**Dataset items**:
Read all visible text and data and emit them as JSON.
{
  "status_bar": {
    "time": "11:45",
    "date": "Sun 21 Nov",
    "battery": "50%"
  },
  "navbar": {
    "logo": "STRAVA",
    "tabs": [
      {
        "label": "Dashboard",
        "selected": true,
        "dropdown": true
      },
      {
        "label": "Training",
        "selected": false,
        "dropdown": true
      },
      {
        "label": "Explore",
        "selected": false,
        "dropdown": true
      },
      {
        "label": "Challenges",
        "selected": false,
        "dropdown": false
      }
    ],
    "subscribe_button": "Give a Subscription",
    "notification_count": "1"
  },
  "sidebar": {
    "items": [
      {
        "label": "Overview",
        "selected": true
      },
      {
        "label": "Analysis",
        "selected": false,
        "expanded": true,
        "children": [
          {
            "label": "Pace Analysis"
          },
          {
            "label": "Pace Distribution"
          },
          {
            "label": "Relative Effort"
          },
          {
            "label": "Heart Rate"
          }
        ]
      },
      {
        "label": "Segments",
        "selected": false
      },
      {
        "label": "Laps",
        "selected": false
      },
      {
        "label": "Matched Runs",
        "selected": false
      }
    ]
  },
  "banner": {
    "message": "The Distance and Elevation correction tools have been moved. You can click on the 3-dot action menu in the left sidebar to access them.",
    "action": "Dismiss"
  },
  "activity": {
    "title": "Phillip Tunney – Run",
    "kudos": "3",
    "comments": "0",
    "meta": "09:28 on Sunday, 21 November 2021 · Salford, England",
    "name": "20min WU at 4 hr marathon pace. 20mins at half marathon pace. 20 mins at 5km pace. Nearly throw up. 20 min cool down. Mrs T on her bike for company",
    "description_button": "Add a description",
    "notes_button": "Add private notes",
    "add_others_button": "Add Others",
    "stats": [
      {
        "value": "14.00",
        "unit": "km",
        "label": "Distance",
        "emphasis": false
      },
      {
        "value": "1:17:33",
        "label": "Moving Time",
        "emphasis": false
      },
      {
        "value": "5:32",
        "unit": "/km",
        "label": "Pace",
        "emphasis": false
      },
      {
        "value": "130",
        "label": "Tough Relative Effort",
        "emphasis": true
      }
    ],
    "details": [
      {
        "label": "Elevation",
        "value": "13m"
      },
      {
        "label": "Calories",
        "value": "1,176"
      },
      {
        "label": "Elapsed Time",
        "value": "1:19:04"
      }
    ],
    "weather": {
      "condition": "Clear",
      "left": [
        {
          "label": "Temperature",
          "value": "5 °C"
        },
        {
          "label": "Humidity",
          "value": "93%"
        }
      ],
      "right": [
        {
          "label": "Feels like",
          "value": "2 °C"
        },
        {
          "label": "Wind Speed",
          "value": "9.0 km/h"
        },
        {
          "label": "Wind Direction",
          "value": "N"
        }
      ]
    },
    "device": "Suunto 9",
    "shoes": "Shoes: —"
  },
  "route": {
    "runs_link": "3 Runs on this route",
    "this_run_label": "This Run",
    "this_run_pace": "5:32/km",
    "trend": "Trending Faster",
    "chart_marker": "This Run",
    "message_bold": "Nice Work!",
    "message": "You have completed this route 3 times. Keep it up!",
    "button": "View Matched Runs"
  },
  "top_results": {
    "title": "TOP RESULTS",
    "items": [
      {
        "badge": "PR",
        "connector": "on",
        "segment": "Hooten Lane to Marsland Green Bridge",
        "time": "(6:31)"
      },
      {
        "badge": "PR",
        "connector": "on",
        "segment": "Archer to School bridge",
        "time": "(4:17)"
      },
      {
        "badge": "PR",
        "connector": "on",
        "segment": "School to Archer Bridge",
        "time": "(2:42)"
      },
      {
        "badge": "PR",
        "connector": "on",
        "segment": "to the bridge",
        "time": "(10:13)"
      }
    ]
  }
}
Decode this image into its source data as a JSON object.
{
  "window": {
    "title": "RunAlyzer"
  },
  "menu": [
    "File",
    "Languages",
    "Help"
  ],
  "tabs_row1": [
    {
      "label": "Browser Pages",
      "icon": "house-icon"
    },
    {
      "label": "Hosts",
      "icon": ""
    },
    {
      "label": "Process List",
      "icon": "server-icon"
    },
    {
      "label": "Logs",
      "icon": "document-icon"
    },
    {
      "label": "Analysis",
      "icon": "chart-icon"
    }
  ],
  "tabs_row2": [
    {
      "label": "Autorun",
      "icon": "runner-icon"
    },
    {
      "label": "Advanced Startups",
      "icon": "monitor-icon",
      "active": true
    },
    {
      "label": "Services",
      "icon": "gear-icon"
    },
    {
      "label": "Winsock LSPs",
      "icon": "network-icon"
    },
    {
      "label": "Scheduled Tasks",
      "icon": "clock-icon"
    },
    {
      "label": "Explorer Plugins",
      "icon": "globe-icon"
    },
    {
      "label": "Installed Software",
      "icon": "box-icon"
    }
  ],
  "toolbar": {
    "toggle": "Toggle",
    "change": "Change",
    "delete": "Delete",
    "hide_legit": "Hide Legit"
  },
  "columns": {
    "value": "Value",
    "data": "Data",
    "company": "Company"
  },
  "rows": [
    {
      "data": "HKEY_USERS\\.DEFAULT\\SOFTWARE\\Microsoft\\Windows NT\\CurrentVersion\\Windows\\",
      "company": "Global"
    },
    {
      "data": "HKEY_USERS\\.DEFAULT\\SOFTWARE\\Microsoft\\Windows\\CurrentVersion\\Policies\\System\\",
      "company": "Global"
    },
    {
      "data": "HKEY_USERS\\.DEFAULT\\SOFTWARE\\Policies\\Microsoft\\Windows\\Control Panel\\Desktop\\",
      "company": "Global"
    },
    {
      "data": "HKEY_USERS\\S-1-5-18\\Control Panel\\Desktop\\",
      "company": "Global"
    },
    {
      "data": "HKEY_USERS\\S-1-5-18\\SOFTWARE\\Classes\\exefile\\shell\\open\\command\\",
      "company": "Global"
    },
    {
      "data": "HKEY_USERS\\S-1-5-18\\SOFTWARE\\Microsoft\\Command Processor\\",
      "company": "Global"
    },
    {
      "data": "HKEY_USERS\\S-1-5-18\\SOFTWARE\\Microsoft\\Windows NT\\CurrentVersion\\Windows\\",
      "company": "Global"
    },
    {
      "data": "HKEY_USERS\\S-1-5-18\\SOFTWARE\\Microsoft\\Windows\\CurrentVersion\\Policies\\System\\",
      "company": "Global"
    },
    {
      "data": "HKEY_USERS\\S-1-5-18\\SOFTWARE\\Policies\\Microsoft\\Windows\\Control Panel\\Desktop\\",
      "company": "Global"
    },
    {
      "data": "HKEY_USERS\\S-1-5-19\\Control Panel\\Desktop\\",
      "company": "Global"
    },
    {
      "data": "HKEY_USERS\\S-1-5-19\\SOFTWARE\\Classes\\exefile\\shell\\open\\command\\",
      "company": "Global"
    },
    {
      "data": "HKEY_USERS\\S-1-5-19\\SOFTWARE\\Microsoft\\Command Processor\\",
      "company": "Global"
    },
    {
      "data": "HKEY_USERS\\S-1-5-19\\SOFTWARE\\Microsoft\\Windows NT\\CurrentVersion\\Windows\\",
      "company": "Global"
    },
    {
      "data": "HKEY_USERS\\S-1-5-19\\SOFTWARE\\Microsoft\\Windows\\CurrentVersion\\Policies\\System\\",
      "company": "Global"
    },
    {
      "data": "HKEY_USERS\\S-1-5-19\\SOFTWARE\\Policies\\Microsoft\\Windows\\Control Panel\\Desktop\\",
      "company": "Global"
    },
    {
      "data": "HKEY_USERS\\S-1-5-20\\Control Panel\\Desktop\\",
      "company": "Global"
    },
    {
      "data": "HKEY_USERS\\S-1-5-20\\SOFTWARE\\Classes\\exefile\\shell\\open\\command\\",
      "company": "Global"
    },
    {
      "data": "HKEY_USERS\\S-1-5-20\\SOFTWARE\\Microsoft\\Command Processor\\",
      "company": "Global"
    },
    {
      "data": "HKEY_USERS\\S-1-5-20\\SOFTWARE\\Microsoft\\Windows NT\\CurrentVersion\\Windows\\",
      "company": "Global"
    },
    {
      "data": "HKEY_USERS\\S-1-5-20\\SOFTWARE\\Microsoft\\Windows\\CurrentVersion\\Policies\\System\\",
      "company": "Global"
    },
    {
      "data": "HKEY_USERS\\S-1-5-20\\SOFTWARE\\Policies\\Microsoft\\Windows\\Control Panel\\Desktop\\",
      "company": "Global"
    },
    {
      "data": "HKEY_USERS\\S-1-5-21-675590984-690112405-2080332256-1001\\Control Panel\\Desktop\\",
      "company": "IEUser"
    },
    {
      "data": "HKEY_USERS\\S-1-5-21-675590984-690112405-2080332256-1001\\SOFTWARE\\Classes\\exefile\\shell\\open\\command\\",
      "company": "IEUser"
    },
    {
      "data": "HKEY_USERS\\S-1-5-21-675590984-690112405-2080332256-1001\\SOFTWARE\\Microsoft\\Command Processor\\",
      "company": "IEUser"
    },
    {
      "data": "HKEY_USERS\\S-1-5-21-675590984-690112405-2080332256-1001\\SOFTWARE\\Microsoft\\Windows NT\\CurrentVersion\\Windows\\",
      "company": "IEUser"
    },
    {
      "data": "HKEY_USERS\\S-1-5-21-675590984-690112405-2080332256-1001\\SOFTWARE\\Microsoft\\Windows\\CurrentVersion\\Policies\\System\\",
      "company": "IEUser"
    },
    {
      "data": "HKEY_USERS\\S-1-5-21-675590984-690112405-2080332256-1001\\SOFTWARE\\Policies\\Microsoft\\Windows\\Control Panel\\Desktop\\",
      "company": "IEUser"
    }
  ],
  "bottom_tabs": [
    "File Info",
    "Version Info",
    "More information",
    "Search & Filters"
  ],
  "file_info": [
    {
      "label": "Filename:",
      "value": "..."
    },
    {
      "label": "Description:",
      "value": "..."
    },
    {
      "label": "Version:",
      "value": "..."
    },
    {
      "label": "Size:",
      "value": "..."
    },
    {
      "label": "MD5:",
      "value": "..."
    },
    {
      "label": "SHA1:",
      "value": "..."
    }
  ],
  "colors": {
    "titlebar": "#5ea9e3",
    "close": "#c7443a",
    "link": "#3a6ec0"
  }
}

**What the exercise asks**: Above are the records; copy every line in them that holds the word "Distance".

**Exercise solution**:
    "message": "The Distance and Elevation correction tools have been moved. You can click on the 3-dot action menu in the left sidebar to access them.",
        "label": "Distance",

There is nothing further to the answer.